### RECORDS FOR THIS EXERCISE

####################

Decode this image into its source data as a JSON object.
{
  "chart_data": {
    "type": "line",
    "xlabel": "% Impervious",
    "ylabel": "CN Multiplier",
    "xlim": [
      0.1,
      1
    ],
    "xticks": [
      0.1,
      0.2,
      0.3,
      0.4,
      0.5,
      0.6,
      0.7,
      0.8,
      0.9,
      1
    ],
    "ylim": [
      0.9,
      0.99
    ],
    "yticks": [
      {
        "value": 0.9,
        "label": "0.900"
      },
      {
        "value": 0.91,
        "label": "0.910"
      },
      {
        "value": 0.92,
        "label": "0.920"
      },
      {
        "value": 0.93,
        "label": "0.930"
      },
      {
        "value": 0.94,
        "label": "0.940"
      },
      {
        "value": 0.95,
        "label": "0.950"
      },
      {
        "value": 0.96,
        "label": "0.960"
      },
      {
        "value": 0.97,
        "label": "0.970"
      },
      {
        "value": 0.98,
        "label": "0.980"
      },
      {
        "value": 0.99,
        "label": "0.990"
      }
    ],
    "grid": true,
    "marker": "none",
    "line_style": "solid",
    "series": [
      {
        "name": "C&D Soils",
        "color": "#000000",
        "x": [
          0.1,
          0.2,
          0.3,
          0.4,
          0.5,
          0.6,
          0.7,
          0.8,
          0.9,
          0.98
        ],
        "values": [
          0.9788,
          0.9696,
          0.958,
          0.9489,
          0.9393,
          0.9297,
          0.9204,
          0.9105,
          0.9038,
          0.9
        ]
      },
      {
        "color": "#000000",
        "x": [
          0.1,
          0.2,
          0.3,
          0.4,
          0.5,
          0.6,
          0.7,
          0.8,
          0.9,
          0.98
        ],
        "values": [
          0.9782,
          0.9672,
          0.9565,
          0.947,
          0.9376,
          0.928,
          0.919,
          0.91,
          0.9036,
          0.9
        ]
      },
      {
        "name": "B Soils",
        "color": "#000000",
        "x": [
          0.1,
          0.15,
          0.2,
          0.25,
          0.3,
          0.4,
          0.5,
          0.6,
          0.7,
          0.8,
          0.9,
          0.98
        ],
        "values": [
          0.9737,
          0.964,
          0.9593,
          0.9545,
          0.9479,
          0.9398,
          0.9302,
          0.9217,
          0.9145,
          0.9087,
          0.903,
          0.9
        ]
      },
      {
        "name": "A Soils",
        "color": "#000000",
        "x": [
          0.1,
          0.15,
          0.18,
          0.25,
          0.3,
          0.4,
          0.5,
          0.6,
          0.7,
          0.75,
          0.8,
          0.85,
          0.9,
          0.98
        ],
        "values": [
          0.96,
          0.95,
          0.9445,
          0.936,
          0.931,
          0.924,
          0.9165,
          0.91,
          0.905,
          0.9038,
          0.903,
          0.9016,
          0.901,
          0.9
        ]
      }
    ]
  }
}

####################

Every entry must be quoted exactly as it appears above.

### EXPECTED OUTPUT
Decode this image into its source data as a JSON object.
{
  "chart_data": {
    "type": "line",
    "xlabel": "% Impervious",
    "ylabel": "CN Multiplier",
    "xlim": [
      0.1,
      1
    ],
    "xticks": [
      0.1,
      0.2,
      0.3,
      0.4,
      0.5,
      0.6,
      0.7,
      0.8,
      0.9,
      1
    ],
    "ylim": [
      0.9,
      0.99
    ],
    "yticks": [
      {
        "value": 0.9,
        "label": "0.900"
      },
      {
        "value": 0.91,
        "label": "0.910"
      },
      {
        "value": 0.92,
        "label": "0.920"
      },
      {
        "value": 0.93,
        "label": "0.930"
      },
      {
        "value": 0.94,
        "label": "0.940"
      },
      {
        "value": 0.95,
        "label": "0.950"
      },
      {
        "value": 0.96,
        "label": "0.960"
      },
      {
        "value": 0.97,
        "label": "0.970"
      },
      {
        "value": 0.98,
        "label": "0.980"
      },
      {
        "value": 0.99,
        "label": "0.990"
      }
    ],
    "grid": true,
    "marker": "none",
    "line_style": "solid",
    "series": [
      {
        "name": "C&D Soils",
        "color": "#000000",
        "x": [
          0.1,
          0.2,
          0.3,
          0.4,
          0.5,
          0.6,
          0.7,
          0.8,
          0.9,
          0.98
        ],
        "values": [
          0.9788,
          0.9696,
          0.958,
          0.9489,
          0.9393,
          0.9297,
          0.9204,
          0.9105,
          0.9038,
          0.9
        ]
      },
      {
        "color": "#000000",
        "x": [
          0.1,
          0.2,
          0.3,
          0.4,
          0.5,
          0.6,
          0.7,
          0.8,
          0.9,
          0.98
        ],
        "values": [
          0.9782,
          0.9672,
          0.9565,
          0.947,
          0.9376,
          0.928,
          0.919,
          0.91,
          0.9036,
          0.9
        ]
      },
      {
        "name": "B Soils",
        "color": "#000000",
        "x": [
          0.1,
          0.15,
          0.2,
          0.25,
          0.3,
          0.4,
          0.5,
          0.6,
          0.7,
          0.8,
          0.9,
          0.98
        ],
        "values": [
          0.9737,
          0.964,
          0.9593,
          0.9545,
          0.9479,
          0.9398,
          0.9302,
          0.9217,
          0.9145,
          0.9087,
          0.903,
          0.9
        ]
      },
      {
        "name": "A Soils",
        "color": "#000000",
        "x": [
          0.1,
          0.15,
          0.18,
          0.25,
          0.3,
          0.4,
          0.5,
          0.6,
          0.7,
          0.75,
          0.8,
          0.85,
          0.9,
          0.98
        ],
        "values": [
          0.96,
          0.95,
          0.9445,
          0.936,
          0.931,
          0.924,
          0.9165,
          0.91,
          0.905,
          0.9038,
          0.903,
          0.9016,
          0.901,
          0.9
        ]
      }
    ]
  }
}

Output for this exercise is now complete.